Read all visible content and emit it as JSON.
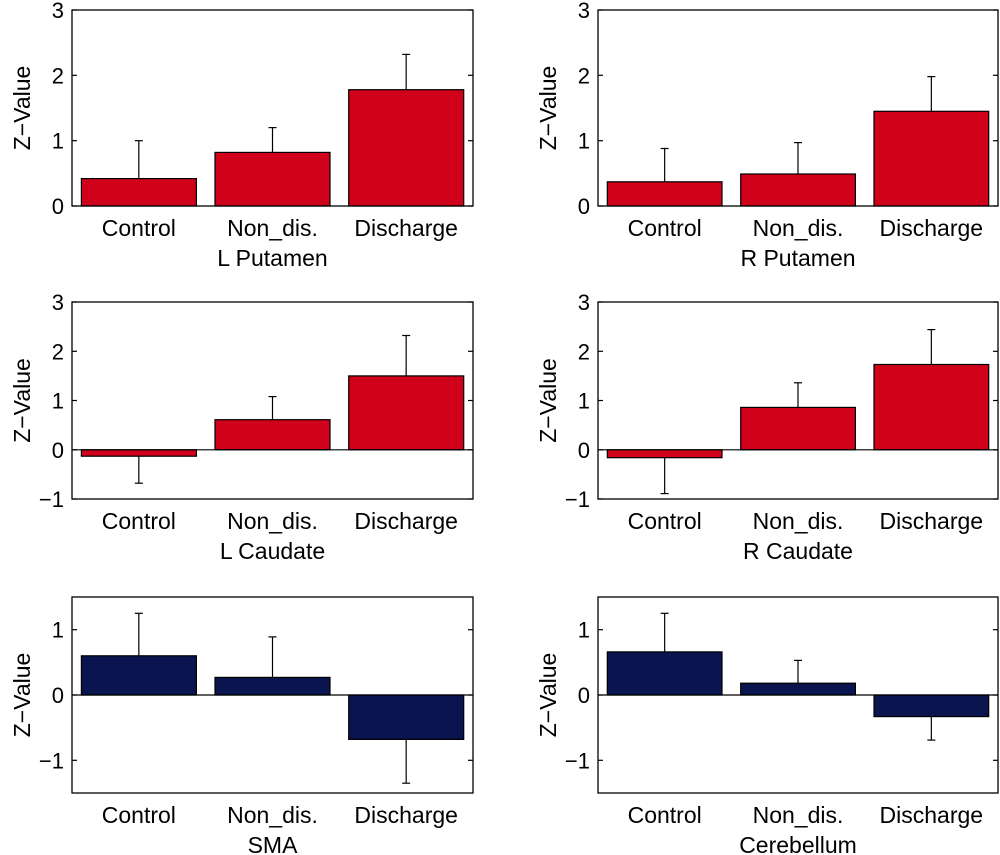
{
  "colors": {
    "red": "#d0021b",
    "navy": "#0a1550",
    "axis": "#000000"
  },
  "chart_data": [
    {
      "type": "bar",
      "title": "L Putamen",
      "ylabel": "Z−Value",
      "categories": [
        "Control",
        "Non_dis.",
        "Discharge"
      ],
      "values": [
        0.42,
        0.82,
        1.78
      ],
      "errors": [
        0.58,
        0.38,
        0.54
      ],
      "ylim": [
        0,
        3
      ],
      "yticks": [
        0,
        1,
        2,
        3
      ],
      "ytick_labels": [
        "0",
        "1",
        "2",
        "3"
      ],
      "color": "#d0021b"
    },
    {
      "type": "bar",
      "title": "R Putamen",
      "ylabel": "Z−Value",
      "categories": [
        "Control",
        "Non_dis.",
        "Discharge"
      ],
      "values": [
        0.37,
        0.49,
        1.45
      ],
      "errors": [
        0.51,
        0.48,
        0.53
      ],
      "ylim": [
        0,
        3
      ],
      "yticks": [
        0,
        1,
        2,
        3
      ],
      "ytick_labels": [
        "0",
        "1",
        "2",
        "3"
      ],
      "color": "#d0021b"
    },
    {
      "type": "bar",
      "title": "L Caudate",
      "ylabel": "Z−Value",
      "categories": [
        "Control",
        "Non_dis.",
        "Discharge"
      ],
      "values": [
        -0.13,
        0.61,
        1.5
      ],
      "errors": [
        0.55,
        0.47,
        0.82
      ],
      "ylim": [
        -1,
        3
      ],
      "yticks": [
        -1,
        0,
        1,
        2,
        3
      ],
      "ytick_labels": [
        "−1",
        "0",
        "1",
        "2",
        "3"
      ],
      "color": "#d0021b"
    },
    {
      "type": "bar",
      "title": "R Caudate",
      "ylabel": "Z−Value",
      "categories": [
        "Control",
        "Non_dis.",
        "Discharge"
      ],
      "values": [
        -0.16,
        0.86,
        1.73
      ],
      "errors": [
        0.73,
        0.5,
        0.71
      ],
      "ylim": [
        -1,
        3
      ],
      "yticks": [
        -1,
        0,
        1,
        2,
        3
      ],
      "ytick_labels": [
        "−1",
        "0",
        "1",
        "2",
        "3"
      ],
      "color": "#d0021b"
    },
    {
      "type": "bar",
      "title": "SMA",
      "ylabel": "Z−Value",
      "categories": [
        "Control",
        "Non_dis.",
        "Discharge"
      ],
      "values": [
        0.6,
        0.27,
        -0.68
      ],
      "errors": [
        0.65,
        0.62,
        0.67
      ],
      "ylim": [
        -1.5,
        1.5
      ],
      "yticks": [
        -1,
        0,
        1
      ],
      "ytick_labels": [
        "−1",
        "0",
        "1"
      ],
      "color": "#0a1550"
    },
    {
      "type": "bar",
      "title": "Cerebellum",
      "ylabel": "Z−Value",
      "categories": [
        "Control",
        "Non_dis.",
        "Discharge"
      ],
      "values": [
        0.66,
        0.18,
        -0.33
      ],
      "errors": [
        0.59,
        0.35,
        0.36
      ],
      "ylim": [
        -1.5,
        1.5
      ],
      "yticks": [
        -1,
        0,
        1
      ],
      "ytick_labels": [
        "−1",
        "0",
        "1"
      ],
      "color": "#0a1550"
    }
  ]
}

▶ [Required work]:
From start to finish, output the listing exactly, but omit its pictures.

▶ [Final result]:
Read all visible content and emit it as JSON.
{
  "colors": {
    "red": "#d0021b",
    "navy": "#0a1550",
    "axis": "#000000"
  },
  "chart_data": [
    {
      "type": "bar",
      "title": "L Putamen",
      "ylabel": "Z−Value",
      "categories": [
        "Control",
        "Non_dis.",
        "Discharge"
      ],
      "values": [
        0.42,
        0.82,
        1.78
      ],
      "errors": [
        0.58,
        0.38,
        0.54
      ],
      "ylim": [
        0,
        3
      ],
      "yticks": [
        0,
        1,
        2,
        3
      ],
      "ytick_labels": [
        "0",
        "1",
        "2",
        "3"
      ],
      "color": "#d0021b"
    },
    {
      "type": "bar",
      "title": "R Putamen",
      "ylabel": "Z−Value",
      "categories": [
        "Control",
        "Non_dis.",
        "Discharge"
      ],
      "values": [
        0.37,
        0.49,
        1.45
      ],
      "errors": [
        0.51,
        0.48,
        0.53
      ],
      "ylim": [
        0,
        3
      ],
      "yticks": [
        0,
        1,
        2,
        3
      ],
      "ytick_labels": [
        "0",
        "1",
        "2",
        "3"
      ],
      "color": "#d0021b"
    },
    {
      "type": "bar",
      "title": "L Caudate",
      "ylabel": "Z−Value",
      "categories": [
        "Control",
        "Non_dis.",
        "Discharge"
      ],
      "values": [
        -0.13,
        0.61,
        1.5
      ],
      "errors": [
        0.55,
        0.47,
        0.82
      ],
      "ylim": [
        -1,
        3
      ],
      "yticks": [
        -1,
        0,
        1,
        2,
        3
      ],
      "ytick_labels": [
        "−1",
        "0",
        "1",
        "2",
        "3"
      ],
      "color": "#d0021b"
    },
    {
      "type": "bar",
      "title": "R Caudate",
      "ylabel": "Z−Value",
      "categories": [
        "Control",
        "Non_dis.",
        "Discharge"
      ],
      "values": [
        -0.16,
        0.86,
        1.73
      ],
      "errors": [
        0.73,
        0.5,
        0.71
      ],
      "ylim": [
        -1,
        3
      ],
      "yticks": [
        -1,
        0,
        1,
        2,
        3
      ],
      "ytick_labels": [
        "−1",
        "0",
        "1",
        "2",
        "3"
      ],
      "color": "#d0021b"
    },
    {
      "type": "bar",
      "title": "SMA",
      "ylabel": "Z−Value",
      "categories": [
        "Control",
        "Non_dis.",
        "Discharge"
      ],
      "values": [
        0.6,
        0.27,
        -0.68
      ],
      "errors": [
        0.65,
        0.62,
        0.67
      ],
      "ylim": [
        -1.5,
        1.5
      ],
      "yticks": [
        -1,
        0,
        1
      ],
      "ytick_labels": [
        "−1",
        "0",
        "1"
      ],
      "color": "#0a1550"
    },
    {
      "type": "bar",
      "title": "Cerebellum",
      "ylabel": "Z−Value",
      "categories": [
        "Control",
        "Non_dis.",
        "Discharge"
      ],
      "values": [
        0.66,
        0.18,
        -0.33
      ],
      "errors": [
        0.59,
        0.35,
        0.36
      ],
      "ylim": [
        -1.5,
        1.5
      ],
      "yticks": [
        -1,
        0,
        1
      ],
      "ytick_labels": [
        "−1",
        "0",
        "1"
      ],
      "color": "#0a1550"
    }
  ]
}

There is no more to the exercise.